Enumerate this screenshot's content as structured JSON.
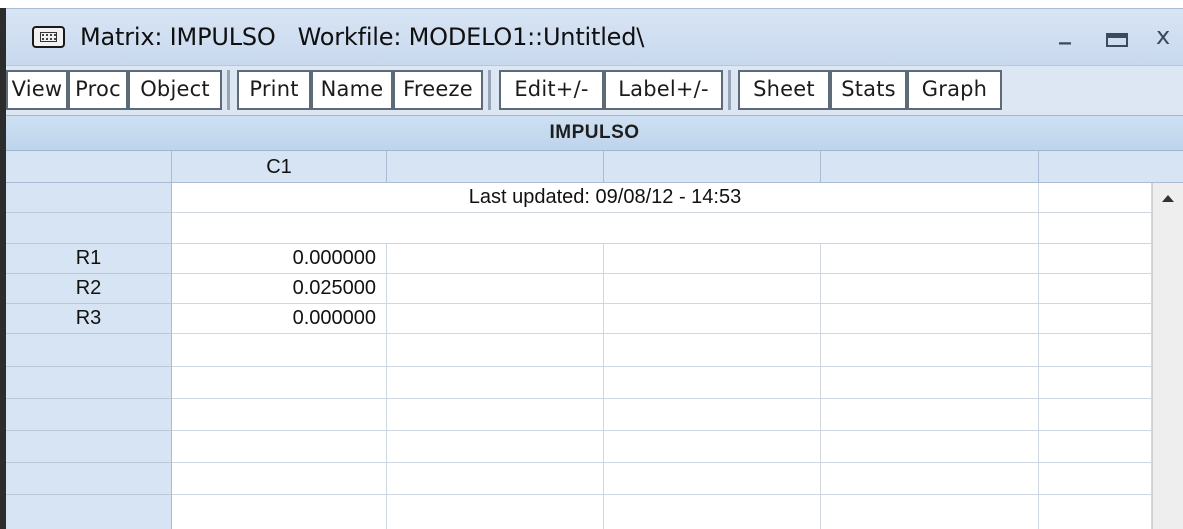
{
  "window": {
    "title_matrix": "Matrix: IMPULSO",
    "title_workfile": "Workfile: MODELO1::Untitled\\",
    "controls": {
      "minimize": "_",
      "close": "x"
    }
  },
  "toolbar": {
    "buttons": [
      "View",
      "Proc",
      "Object",
      "Print",
      "Name",
      "Freeze",
      "Edit+/-",
      "Label+/-",
      "Sheet",
      "Stats",
      "Graph"
    ]
  },
  "matrix": {
    "name": "IMPULSO",
    "columns": [
      "C1",
      "",
      "",
      "",
      ""
    ],
    "last_updated": "Last updated: 09/08/12 - 14:53",
    "rows": [
      {
        "label": "R1",
        "value": "0.000000"
      },
      {
        "label": "R2",
        "value": "0.025000"
      },
      {
        "label": "R3",
        "value": "0.000000"
      }
    ]
  },
  "colors": {
    "titlebar": "#d0dff1",
    "header_bg": "#d7e4f3",
    "grid_line": "#cfd7e0"
  }
}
___
• **SET TASK**: Omitting all images, retype each line of the records precisely.

• **FINAL RESULT**:
Enumerate this screenshot's content as structured JSON.
{
  "window": {
    "title_matrix": "Matrix: IMPULSO",
    "title_workfile": "Workfile: MODELO1::Untitled\\",
    "controls": {
      "minimize": "_",
      "close": "x"
    }
  },
  "toolbar": {
    "buttons": [
      "View",
      "Proc",
      "Object",
      "Print",
      "Name",
      "Freeze",
      "Edit+/-",
      "Label+/-",
      "Sheet",
      "Stats",
      "Graph"
    ]
  },
  "matrix": {
    "name": "IMPULSO",
    "columns": [
      "C1",
      "",
      "",
      "",
      ""
    ],
    "last_updated": "Last updated: 09/08/12 - 14:53",
    "rows": [
      {
        "label": "R1",
        "value": "0.000000"
      },
      {
        "label": "R2",
        "value": "0.025000"
      },
      {
        "label": "R3",
        "value": "0.000000"
      }
    ]
  },
  "colors": {
    "titlebar": "#d0dff1",
    "header_bg": "#d7e4f3",
    "grid_line": "#cfd7e0"
  }
}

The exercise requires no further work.